## Task objective
Copy out the entries exactly, from the first line to the last.

## Supplied data
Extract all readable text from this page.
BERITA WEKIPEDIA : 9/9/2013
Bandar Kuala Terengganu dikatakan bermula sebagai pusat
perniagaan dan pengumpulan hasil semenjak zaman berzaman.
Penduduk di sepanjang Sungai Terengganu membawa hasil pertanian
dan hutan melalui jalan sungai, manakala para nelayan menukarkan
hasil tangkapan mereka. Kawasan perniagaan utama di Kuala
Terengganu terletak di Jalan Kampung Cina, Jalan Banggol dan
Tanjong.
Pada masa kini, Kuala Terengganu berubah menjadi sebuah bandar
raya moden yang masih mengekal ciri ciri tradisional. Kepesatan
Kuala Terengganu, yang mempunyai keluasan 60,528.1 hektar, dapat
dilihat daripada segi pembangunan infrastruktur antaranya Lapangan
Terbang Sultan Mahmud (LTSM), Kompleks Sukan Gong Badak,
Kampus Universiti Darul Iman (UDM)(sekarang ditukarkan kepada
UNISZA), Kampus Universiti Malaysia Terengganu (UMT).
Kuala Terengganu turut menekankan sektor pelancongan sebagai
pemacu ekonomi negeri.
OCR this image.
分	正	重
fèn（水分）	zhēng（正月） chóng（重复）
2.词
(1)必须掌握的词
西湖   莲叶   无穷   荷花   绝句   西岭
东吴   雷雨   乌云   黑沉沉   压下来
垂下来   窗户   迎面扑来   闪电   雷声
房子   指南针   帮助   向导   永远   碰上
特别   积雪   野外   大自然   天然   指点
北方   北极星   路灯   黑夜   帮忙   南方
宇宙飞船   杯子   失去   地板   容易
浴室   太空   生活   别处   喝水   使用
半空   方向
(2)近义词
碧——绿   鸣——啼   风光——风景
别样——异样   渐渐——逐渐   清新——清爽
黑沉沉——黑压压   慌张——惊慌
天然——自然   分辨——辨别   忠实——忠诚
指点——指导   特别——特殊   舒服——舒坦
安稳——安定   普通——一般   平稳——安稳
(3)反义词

## Solution
Extract all readable text from this page.
BERITA WEKIPEDIA : 9/9/2013
Bandar Kuala Terengganu dikatakan bermula sebagai pusat
perniagaan dan pengumpulan hasil semenjak zaman berzaman.
Penduduk di sepanjang Sungai Terengganu membawa hasil pertanian
dan hutan melalui jalan sungai, manakala para nelayan menukarkan
hasil tangkapan mereka. Kawasan perniagaan utama di Kuala
Terengganu terletak di Jalan Kampung Cina, Jalan Banggol dan
Tanjong.
Pada masa kini, Kuala Terengganu berubah menjadi sebuah bandar
raya moden yang masih mengekal ciri ciri tradisional. Kepesatan
Kuala Terengganu, yang mempunyai keluasan 60,528.1 hektar, dapat
dilihat daripada segi pembangunan infrastruktur antaranya Lapangan
Terbang Sultan Mahmud (LTSM), Kompleks Sukan Gong Badak,
Kampus Universiti Darul Iman (UDM)(sekarang ditukarkan kepada
UNISZA), Kampus Universiti Malaysia Terengganu (UMT).
Kuala Terengganu turut menekankan sektor pelancongan sebagai
pemacu ekonomi negeri.
OCR this image.
分	正	重
fèn（水分）	zhēng（正月） chóng（重复）
2.词
(1)必须掌握的词
西湖   莲叶   无穷   荷花   绝句   西岭
东吴   雷雨   乌云   黑沉沉   压下来
垂下来   窗户   迎面扑来   闪电   雷声
房子   指南针   帮助   向导   永远   碰上
特别   积雪   野外   大自然   天然   指点
北方   北极星   路灯   黑夜   帮忙   南方
宇宙飞船   杯子   失去   地板   容易
浴室   太空   生活   别处   喝水   使用
半空   方向
(2)近义词
碧——绿   鸣——啼   风光——风景
别样——异样   渐渐——逐渐   清新——清爽
黑沉沉——黑压压   慌张——惊慌
天然——自然   分辨——辨别   忠实——忠诚
指点——指导   特别——特殊   舒服——舒坦
安稳——安定   普通——一般   平稳——安稳
(3)反义词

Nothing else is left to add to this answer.